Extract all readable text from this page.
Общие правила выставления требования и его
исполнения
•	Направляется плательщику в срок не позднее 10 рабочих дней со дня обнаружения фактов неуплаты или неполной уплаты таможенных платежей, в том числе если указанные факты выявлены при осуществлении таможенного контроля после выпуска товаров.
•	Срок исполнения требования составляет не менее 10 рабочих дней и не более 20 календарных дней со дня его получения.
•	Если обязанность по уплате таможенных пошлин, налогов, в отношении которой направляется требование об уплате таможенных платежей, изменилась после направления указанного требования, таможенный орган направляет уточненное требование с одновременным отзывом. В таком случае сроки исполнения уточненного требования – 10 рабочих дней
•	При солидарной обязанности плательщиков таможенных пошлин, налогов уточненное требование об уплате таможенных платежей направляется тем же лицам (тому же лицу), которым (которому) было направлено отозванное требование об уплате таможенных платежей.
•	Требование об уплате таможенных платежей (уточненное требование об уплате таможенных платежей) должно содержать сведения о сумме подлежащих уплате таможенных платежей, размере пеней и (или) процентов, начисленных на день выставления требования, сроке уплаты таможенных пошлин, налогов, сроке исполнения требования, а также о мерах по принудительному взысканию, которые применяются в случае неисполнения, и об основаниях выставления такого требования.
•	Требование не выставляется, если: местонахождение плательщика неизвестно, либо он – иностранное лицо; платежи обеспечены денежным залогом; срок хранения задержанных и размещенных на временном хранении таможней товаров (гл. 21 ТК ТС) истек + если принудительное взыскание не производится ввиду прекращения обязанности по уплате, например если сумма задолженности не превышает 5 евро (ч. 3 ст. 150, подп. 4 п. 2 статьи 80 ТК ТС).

● **Problem details**:
List the lines of the records where "уплате" occurs.

● **Solution to the problem**:
•	Если обязанность по уплате таможенных пошлин, налогов, в отношении которой направляется требование об уплате таможенных платежей, изменилась после направления указанного требования, таможенный орган направляет уточненное требование с одновременным отзывом. В таком случае сроки исполнения уточненного требования – 10 рабочих дней
•	При солидарной обязанности плательщиков таможенных пошлин, налогов уточненное требование об уплате таможенных платежей направляется тем же лицам (тому же лицу), которым (которому) было направлено отозванное требование об уплате таможенных платежей.
•	Требование об уплате таможенных платежей (уточненное требование об уплате таможенных платежей) должно содержать сведения о сумме подлежащих уплате таможенных платежей, размере пеней и (или) процентов, начисленных на день выставления требования, сроке уплаты таможенных пошлин, налогов, сроке исполнения требования, а также о мерах по принудительному взысканию, которые применяются в случае неисполнения, и об основаниях выставления такого требования.
•	Требование не выставляется, если: местонахождение плательщика неизвестно, либо он – иностранное лицо; платежи обеспечены денежным залогом; срок хранения задержанных и размещенных на временном хранении таможней товаров (гл. 21 ТК ТС) истек + если принудительное взыскание не производится ввиду прекращения обязанности по уплате, например если сумма задолженности не превышает 5 евро (ч. 3 ст. 150, подп. 4 п. 2 статьи 80 ТК ТС).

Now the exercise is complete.